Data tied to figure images
************

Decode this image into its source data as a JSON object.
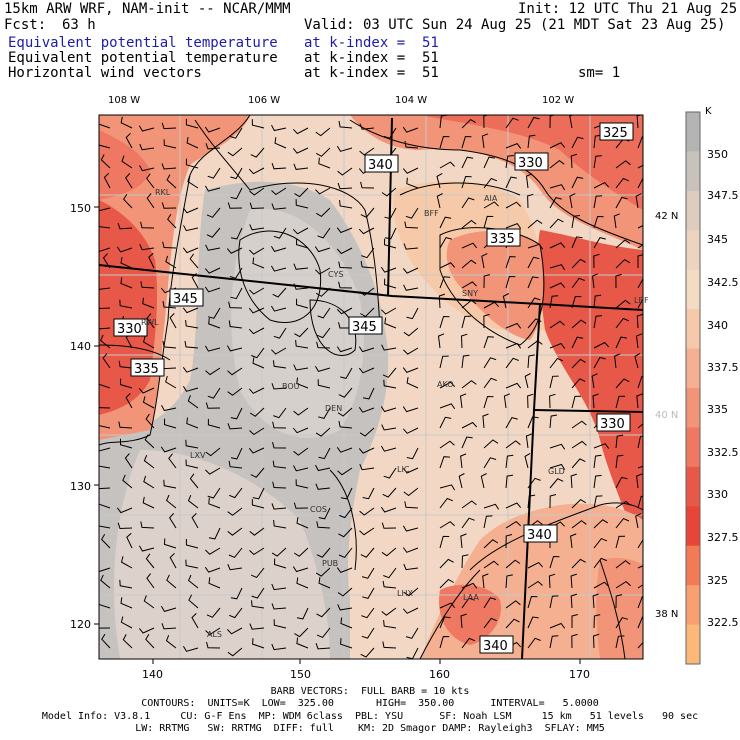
{
  "header": {
    "title_left": "15km ARW WRF, NAM-init -- NCAR/MMM",
    "init": "Init: 12 UTC Thu 21 Aug 25",
    "fcst_label": "Fcst:",
    "fcst_value": "63 h",
    "valid": "Valid: 03 UTC Sun 24 Aug 25 (21 MDT Sat 23 Aug 25)",
    "fields": [
      {
        "name": "Equivalent potential temperature",
        "level": "at k-index =  51"
      },
      {
        "name": "Equivalent potential temperature",
        "level": "at k-index =  51"
      },
      {
        "name": "Horizontal wind vectors",
        "level": "at k-index =  51"
      }
    ],
    "smoothing": "sm= 1"
  },
  "map": {
    "lon_labels": [
      "108 W",
      "106 W",
      "104 W",
      "102 W"
    ],
    "lat_labels": [
      "42 N",
      "40 N",
      "38 N"
    ],
    "x_ticks": [
      "140",
      "150",
      "160",
      "170"
    ],
    "y_ticks": [
      "150",
      "140",
      "130",
      "120"
    ],
    "contour_labels": [
      "325",
      "340",
      "330",
      "335",
      "345",
      "345",
      "330",
      "335",
      "330",
      "340",
      "340"
    ],
    "stations": [
      "RKL",
      "BFF",
      "AIA",
      "CYS",
      "SNY",
      "LBF",
      "RWL",
      "BOU",
      "AKO",
      "DEN",
      "LXV",
      "LIC",
      "GLD",
      "COS",
      "PUB",
      "LHX",
      "LAA",
      "ALS"
    ]
  },
  "colorbar": {
    "unit": "K",
    "ticks": [
      "350",
      "347.5",
      "345",
      "342.5",
      "340",
      "337.5",
      "335",
      "332.5",
      "330",
      "327.5",
      "325",
      "322.5"
    ],
    "colors": [
      "#b4b4b4",
      "#c8c2bc",
      "#dccdc0",
      "#ecd4c0",
      "#f4dcc4",
      "#f6c9aa",
      "#f4b090",
      "#f29478",
      "#ee7862",
      "#e85848",
      "#e84438",
      "#f27a55",
      "#f8a070",
      "#fcb878"
    ]
  },
  "footer": {
    "barb": "BARB VECTORS:  FULL BARB = 10 kts",
    "contours": "CONTOURS:  UNITS=K  LOW=  325.00       HIGH=  350.00      INTERVAL=   5.0000",
    "model_info": "Model Info: V3.8.1     CU: G-F Ens  MP: WDM 6class  PBL: YSU      SF: Noah LSM     15 km   51 levels   90 sec",
    "model_info2": "LW: RRTMG   SW: RRTMG  DIFF: full    KM: 2D Smagor DAMP: Rayleigh3  SFLAY: MM5"
  }
}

************

#### REQUIREMENTS:
Reproduce all of the data exactly, omitting each picture it holds.

#### EXERCISE RESULT:
Decode this image into its source data as a JSON object.
{
  "header": {
    "title_left": "15km ARW WRF, NAM-init -- NCAR/MMM",
    "init": "Init: 12 UTC Thu 21 Aug 25",
    "fcst_label": "Fcst:",
    "fcst_value": "63 h",
    "valid": "Valid: 03 UTC Sun 24 Aug 25 (21 MDT Sat 23 Aug 25)",
    "fields": [
      {
        "name": "Equivalent potential temperature",
        "level": "at k-index =  51"
      },
      {
        "name": "Equivalent potential temperature",
        "level": "at k-index =  51"
      },
      {
        "name": "Horizontal wind vectors",
        "level": "at k-index =  51"
      }
    ],
    "smoothing": "sm= 1"
  },
  "map": {
    "lon_labels": [
      "108 W",
      "106 W",
      "104 W",
      "102 W"
    ],
    "lat_labels": [
      "42 N",
      "40 N",
      "38 N"
    ],
    "x_ticks": [
      "140",
      "150",
      "160",
      "170"
    ],
    "y_ticks": [
      "150",
      "140",
      "130",
      "120"
    ],
    "contour_labels": [
      "325",
      "340",
      "330",
      "335",
      "345",
      "345",
      "330",
      "335",
      "330",
      "340",
      "340"
    ],
    "stations": [
      "RKL",
      "BFF",
      "AIA",
      "CYS",
      "SNY",
      "LBF",
      "RWL",
      "BOU",
      "AKO",
      "DEN",
      "LXV",
      "LIC",
      "GLD",
      "COS",
      "PUB",
      "LHX",
      "LAA",
      "ALS"
    ]
  },
  "colorbar": {
    "unit": "K",
    "ticks": [
      "350",
      "347.5",
      "345",
      "342.5",
      "340",
      "337.5",
      "335",
      "332.5",
      "330",
      "327.5",
      "325",
      "322.5"
    ],
    "colors": [
      "#b4b4b4",
      "#c8c2bc",
      "#dccdc0",
      "#ecd4c0",
      "#f4dcc4",
      "#f6c9aa",
      "#f4b090",
      "#f29478",
      "#ee7862",
      "#e85848",
      "#e84438",
      "#f27a55",
      "#f8a070",
      "#fcb878"
    ]
  },
  "footer": {
    "barb": "BARB VECTORS:  FULL BARB = 10 kts",
    "contours": "CONTOURS:  UNITS=K  LOW=  325.00       HIGH=  350.00      INTERVAL=   5.0000",
    "model_info": "Model Info: V3.8.1     CU: G-F Ens  MP: WDM 6class  PBL: YSU      SF: Noah LSM     15 km   51 levels   90 sec",
    "model_info2": "LW: RRTMG   SW: RRTMG  DIFF: full    KM: 2D Smagor DAMP: Rayleigh3  SFLAY: MM5"
  }
}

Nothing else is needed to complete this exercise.